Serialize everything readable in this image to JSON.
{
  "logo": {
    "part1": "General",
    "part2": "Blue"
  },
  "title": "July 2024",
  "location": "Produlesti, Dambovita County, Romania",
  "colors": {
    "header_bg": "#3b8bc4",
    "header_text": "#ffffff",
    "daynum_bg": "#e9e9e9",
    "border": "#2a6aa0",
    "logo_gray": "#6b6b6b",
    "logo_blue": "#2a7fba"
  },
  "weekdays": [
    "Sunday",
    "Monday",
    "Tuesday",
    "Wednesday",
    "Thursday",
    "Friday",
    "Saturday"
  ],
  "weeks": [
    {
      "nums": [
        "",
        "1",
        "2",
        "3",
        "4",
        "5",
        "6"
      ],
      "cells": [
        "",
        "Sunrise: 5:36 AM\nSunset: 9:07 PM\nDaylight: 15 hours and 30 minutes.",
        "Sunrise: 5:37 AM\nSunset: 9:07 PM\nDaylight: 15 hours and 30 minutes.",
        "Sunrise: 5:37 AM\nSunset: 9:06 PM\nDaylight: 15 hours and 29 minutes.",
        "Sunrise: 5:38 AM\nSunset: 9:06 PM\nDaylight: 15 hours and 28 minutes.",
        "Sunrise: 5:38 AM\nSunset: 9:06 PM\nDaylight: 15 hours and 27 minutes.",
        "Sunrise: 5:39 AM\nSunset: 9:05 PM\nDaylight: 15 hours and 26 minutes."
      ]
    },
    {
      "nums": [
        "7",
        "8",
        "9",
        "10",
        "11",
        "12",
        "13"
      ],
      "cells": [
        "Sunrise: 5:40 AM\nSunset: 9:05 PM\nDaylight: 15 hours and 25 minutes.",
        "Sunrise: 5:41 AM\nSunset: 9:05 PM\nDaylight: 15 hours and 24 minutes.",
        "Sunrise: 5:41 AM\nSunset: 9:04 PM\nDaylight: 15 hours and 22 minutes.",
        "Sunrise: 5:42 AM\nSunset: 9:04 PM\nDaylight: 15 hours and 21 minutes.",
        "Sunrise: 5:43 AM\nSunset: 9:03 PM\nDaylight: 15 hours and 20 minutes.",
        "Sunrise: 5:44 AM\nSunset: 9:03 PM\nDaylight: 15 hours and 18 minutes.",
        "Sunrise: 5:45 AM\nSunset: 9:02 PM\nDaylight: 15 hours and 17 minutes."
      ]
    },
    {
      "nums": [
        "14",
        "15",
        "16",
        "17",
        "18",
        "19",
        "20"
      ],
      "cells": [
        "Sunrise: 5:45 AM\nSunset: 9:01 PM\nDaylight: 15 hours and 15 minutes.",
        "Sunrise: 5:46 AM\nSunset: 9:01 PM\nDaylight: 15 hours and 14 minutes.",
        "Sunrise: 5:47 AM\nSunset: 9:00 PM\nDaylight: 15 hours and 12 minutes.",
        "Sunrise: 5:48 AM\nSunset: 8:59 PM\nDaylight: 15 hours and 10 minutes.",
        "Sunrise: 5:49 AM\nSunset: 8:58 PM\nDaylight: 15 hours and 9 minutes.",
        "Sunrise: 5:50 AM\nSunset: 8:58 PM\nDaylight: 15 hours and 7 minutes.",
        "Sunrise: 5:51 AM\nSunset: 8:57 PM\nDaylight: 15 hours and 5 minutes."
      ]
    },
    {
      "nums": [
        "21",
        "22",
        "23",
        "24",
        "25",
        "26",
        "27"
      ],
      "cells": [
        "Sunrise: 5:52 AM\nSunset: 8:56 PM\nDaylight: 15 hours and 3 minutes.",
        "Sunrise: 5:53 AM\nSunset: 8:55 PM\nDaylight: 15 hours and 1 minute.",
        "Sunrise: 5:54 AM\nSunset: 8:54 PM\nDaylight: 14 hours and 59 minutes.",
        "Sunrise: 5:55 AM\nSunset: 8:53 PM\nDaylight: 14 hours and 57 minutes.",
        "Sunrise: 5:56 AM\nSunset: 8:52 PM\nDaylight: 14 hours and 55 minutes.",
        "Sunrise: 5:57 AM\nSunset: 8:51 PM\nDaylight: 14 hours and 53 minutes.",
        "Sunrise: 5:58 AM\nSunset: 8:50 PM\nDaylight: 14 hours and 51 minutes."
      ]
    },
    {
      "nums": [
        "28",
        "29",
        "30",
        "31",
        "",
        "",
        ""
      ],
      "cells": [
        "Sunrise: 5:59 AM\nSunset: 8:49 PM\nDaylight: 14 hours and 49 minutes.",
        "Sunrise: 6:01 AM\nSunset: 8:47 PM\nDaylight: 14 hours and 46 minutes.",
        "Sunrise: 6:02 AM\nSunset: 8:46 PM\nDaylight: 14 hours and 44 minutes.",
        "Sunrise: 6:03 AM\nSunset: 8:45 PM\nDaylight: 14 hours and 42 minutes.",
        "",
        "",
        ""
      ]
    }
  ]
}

---+---

**WHAT YOU HAVE TO DO**
Reproduce the material verbatim, line by line.

**EXERCISE RESPONSE**
Serialize everything readable in this image to JSON.
{
  "logo": {
    "part1": "General",
    "part2": "Blue"
  },
  "title": "July 2024",
  "location": "Produlesti, Dambovita County, Romania",
  "colors": {
    "header_bg": "#3b8bc4",
    "header_text": "#ffffff",
    "daynum_bg": "#e9e9e9",
    "border": "#2a6aa0",
    "logo_gray": "#6b6b6b",
    "logo_blue": "#2a7fba"
  },
  "weekdays": [
    "Sunday",
    "Monday",
    "Tuesday",
    "Wednesday",
    "Thursday",
    "Friday",
    "Saturday"
  ],
  "weeks": [
    {
      "nums": [
        "",
        "1",
        "2",
        "3",
        "4",
        "5",
        "6"
      ],
      "cells": [
        "",
        "Sunrise: 5:36 AM\nSunset: 9:07 PM\nDaylight: 15 hours and 30 minutes.",
        "Sunrise: 5:37 AM\nSunset: 9:07 PM\nDaylight: 15 hours and 30 minutes.",
        "Sunrise: 5:37 AM\nSunset: 9:06 PM\nDaylight: 15 hours and 29 minutes.",
        "Sunrise: 5:38 AM\nSunset: 9:06 PM\nDaylight: 15 hours and 28 minutes.",
        "Sunrise: 5:38 AM\nSunset: 9:06 PM\nDaylight: 15 hours and 27 minutes.",
        "Sunrise: 5:39 AM\nSunset: 9:05 PM\nDaylight: 15 hours and 26 minutes."
      ]
    },
    {
      "nums": [
        "7",
        "8",
        "9",
        "10",
        "11",
        "12",
        "13"
      ],
      "cells": [
        "Sunrise: 5:40 AM\nSunset: 9:05 PM\nDaylight: 15 hours and 25 minutes.",
        "Sunrise: 5:41 AM\nSunset: 9:05 PM\nDaylight: 15 hours and 24 minutes.",
        "Sunrise: 5:41 AM\nSunset: 9:04 PM\nDaylight: 15 hours and 22 minutes.",
        "Sunrise: 5:42 AM\nSunset: 9:04 PM\nDaylight: 15 hours and 21 minutes.",
        "Sunrise: 5:43 AM\nSunset: 9:03 PM\nDaylight: 15 hours and 20 minutes.",
        "Sunrise: 5:44 AM\nSunset: 9:03 PM\nDaylight: 15 hours and 18 minutes.",
        "Sunrise: 5:45 AM\nSunset: 9:02 PM\nDaylight: 15 hours and 17 minutes."
      ]
    },
    {
      "nums": [
        "14",
        "15",
        "16",
        "17",
        "18",
        "19",
        "20"
      ],
      "cells": [
        "Sunrise: 5:45 AM\nSunset: 9:01 PM\nDaylight: 15 hours and 15 minutes.",
        "Sunrise: 5:46 AM\nSunset: 9:01 PM\nDaylight: 15 hours and 14 minutes.",
        "Sunrise: 5:47 AM\nSunset: 9:00 PM\nDaylight: 15 hours and 12 minutes.",
        "Sunrise: 5:48 AM\nSunset: 8:59 PM\nDaylight: 15 hours and 10 minutes.",
        "Sunrise: 5:49 AM\nSunset: 8:58 PM\nDaylight: 15 hours and 9 minutes.",
        "Sunrise: 5:50 AM\nSunset: 8:58 PM\nDaylight: 15 hours and 7 minutes.",
        "Sunrise: 5:51 AM\nSunset: 8:57 PM\nDaylight: 15 hours and 5 minutes."
      ]
    },
    {
      "nums": [
        "21",
        "22",
        "23",
        "24",
        "25",
        "26",
        "27"
      ],
      "cells": [
        "Sunrise: 5:52 AM\nSunset: 8:56 PM\nDaylight: 15 hours and 3 minutes.",
        "Sunrise: 5:53 AM\nSunset: 8:55 PM\nDaylight: 15 hours and 1 minute.",
        "Sunrise: 5:54 AM\nSunset: 8:54 PM\nDaylight: 14 hours and 59 minutes.",
        "Sunrise: 5:55 AM\nSunset: 8:53 PM\nDaylight: 14 hours and 57 minutes.",
        "Sunrise: 5:56 AM\nSunset: 8:52 PM\nDaylight: 14 hours and 55 minutes.",
        "Sunrise: 5:57 AM\nSunset: 8:51 PM\nDaylight: 14 hours and 53 minutes.",
        "Sunrise: 5:58 AM\nSunset: 8:50 PM\nDaylight: 14 hours and 51 minutes."
      ]
    },
    {
      "nums": [
        "28",
        "29",
        "30",
        "31",
        "",
        "",
        ""
      ],
      "cells": [
        "Sunrise: 5:59 AM\nSunset: 8:49 PM\nDaylight: 14 hours and 49 minutes.",
        "Sunrise: 6:01 AM\nSunset: 8:47 PM\nDaylight: 14 hours and 46 minutes.",
        "Sunrise: 6:02 AM\nSunset: 8:46 PM\nDaylight: 14 hours and 44 minutes.",
        "Sunrise: 6:03 AM\nSunset: 8:45 PM\nDaylight: 14 hours and 42 minutes.",
        "",
        "",
        ""
      ]
    }
  ]
}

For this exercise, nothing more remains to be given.